Task directions. Can the data below be echoed back word for word?

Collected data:
——————————

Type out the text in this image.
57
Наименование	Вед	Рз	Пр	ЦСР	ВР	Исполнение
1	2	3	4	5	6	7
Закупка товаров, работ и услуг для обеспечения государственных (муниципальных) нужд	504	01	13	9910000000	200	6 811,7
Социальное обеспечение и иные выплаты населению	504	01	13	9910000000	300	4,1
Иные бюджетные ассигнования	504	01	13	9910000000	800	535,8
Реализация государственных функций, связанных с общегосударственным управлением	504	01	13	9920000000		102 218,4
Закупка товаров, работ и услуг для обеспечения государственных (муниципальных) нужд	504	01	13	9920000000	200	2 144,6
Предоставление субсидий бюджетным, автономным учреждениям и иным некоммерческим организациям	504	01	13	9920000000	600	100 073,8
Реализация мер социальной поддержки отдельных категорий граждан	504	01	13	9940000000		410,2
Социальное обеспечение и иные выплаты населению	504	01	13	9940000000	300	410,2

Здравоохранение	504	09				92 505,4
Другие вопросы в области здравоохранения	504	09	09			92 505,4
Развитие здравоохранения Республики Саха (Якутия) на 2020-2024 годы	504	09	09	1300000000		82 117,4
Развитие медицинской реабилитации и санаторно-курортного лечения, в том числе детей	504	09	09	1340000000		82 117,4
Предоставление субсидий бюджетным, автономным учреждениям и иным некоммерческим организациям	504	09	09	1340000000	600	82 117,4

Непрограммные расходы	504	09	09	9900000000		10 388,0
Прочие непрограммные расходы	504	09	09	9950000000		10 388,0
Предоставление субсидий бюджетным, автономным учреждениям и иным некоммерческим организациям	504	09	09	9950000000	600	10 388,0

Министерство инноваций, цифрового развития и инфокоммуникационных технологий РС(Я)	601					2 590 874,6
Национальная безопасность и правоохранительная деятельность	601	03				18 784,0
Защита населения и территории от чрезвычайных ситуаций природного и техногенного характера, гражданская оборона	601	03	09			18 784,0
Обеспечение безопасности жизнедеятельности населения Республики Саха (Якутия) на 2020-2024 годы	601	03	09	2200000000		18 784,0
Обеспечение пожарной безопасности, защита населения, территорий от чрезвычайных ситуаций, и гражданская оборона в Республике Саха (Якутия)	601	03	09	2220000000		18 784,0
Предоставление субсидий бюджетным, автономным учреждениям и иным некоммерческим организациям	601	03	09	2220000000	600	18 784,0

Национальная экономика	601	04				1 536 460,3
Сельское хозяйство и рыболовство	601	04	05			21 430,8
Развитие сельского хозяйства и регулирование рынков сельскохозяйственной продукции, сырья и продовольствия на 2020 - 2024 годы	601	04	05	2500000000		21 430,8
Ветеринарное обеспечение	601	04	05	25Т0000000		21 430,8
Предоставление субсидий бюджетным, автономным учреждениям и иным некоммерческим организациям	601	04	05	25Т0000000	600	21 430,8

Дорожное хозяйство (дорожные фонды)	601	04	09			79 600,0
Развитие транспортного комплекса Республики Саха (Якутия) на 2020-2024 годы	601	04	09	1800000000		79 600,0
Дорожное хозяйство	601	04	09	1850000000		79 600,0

——————————

Solution to the problem.
Type out the text in this image.
57
Наименование	Вед	Рз	Пр	ЦСР	ВР	Исполнение
1	2	3	4	5	6	7
Закупка товаров, работ и услуг для обеспечения государственных (муниципальных) нужд	504	01	13	9910000000	200	6 811,7
Социальное обеспечение и иные выплаты населению	504	01	13	9910000000	300	4,1
Иные бюджетные ассигнования	504	01	13	9910000000	800	535,8
Реализация государственных функций, связанных с общегосударственным управлением	504	01	13	9920000000		102 218,4
Закупка товаров, работ и услуг для обеспечения государственных (муниципальных) нужд	504	01	13	9920000000	200	2 144,6
Предоставление субсидий бюджетным, автономным учреждениям и иным некоммерческим организациям	504	01	13	9920000000	600	100 073,8
Реализация мер социальной поддержки отдельных категорий граждан	504	01	13	9940000000		410,2
Социальное обеспечение и иные выплаты населению	504	01	13	9940000000	300	410,2

Здравоохранение	504	09				92 505,4
Другие вопросы в области здравоохранения	504	09	09			92 505,4
Развитие здравоохранения Республики Саха (Якутия) на 2020-2024 годы	504	09	09	1300000000		82 117,4
Развитие медицинской реабилитации и санаторно-курортного лечения, в том числе детей	504	09	09	1340000000		82 117,4
Предоставление субсидий бюджетным, автономным учреждениям и иным некоммерческим организациям	504	09	09	1340000000	600	82 117,4

Непрограммные расходы	504	09	09	9900000000		10 388,0
Прочие непрограммные расходы	504	09	09	9950000000		10 388,0
Предоставление субсидий бюджетным, автономным учреждениям и иным некоммерческим организациям	504	09	09	9950000000	600	10 388,0

Министерство инноваций, цифрового развития и инфокоммуникационных технологий РС(Я)	601					2 590 874,6
Национальная безопасность и правоохранительная деятельность	601	03				18 784,0
Защита населения и территории от чрезвычайных ситуаций природного и техногенного характера, гражданская оборона	601	03	09			18 784,0
Обеспечение безопасности жизнедеятельности населения Республики Саха (Якутия) на 2020-2024 годы	601	03	09	2200000000		18 784,0
Обеспечение пожарной безопасности, защита населения, территорий от чрезвычайных ситуаций, и гражданская оборона в Республике Саха (Якутия)	601	03	09	2220000000		18 784,0
Предоставление субсидий бюджетным, автономным учреждениям и иным некоммерческим организациям	601	03	09	2220000000	600	18 784,0

Национальная экономика	601	04				1 536 460,3
Сельское хозяйство и рыболовство	601	04	05			21 430,8
Развитие сельского хозяйства и регулирование рынков сельскохозяйственной продукции, сырья и продовольствия на 2020 - 2024 годы	601	04	05	2500000000		21 430,8
Ветеринарное обеспечение	601	04	05	25Т0000000		21 430,8
Предоставление субсидий бюджетным, автономным учреждениям и иным некоммерческим организациям	601	04	05	25Т0000000	600	21 430,8

Дорожное хозяйство (дорожные фонды)	601	04	09			79 600,0
Развитие транспортного комплекса Республики Саха (Якутия) на 2020-2024 годы	601	04	09	1800000000		79 600,0
Дорожное хозяйство	601	04	09	1850000000		79 600,0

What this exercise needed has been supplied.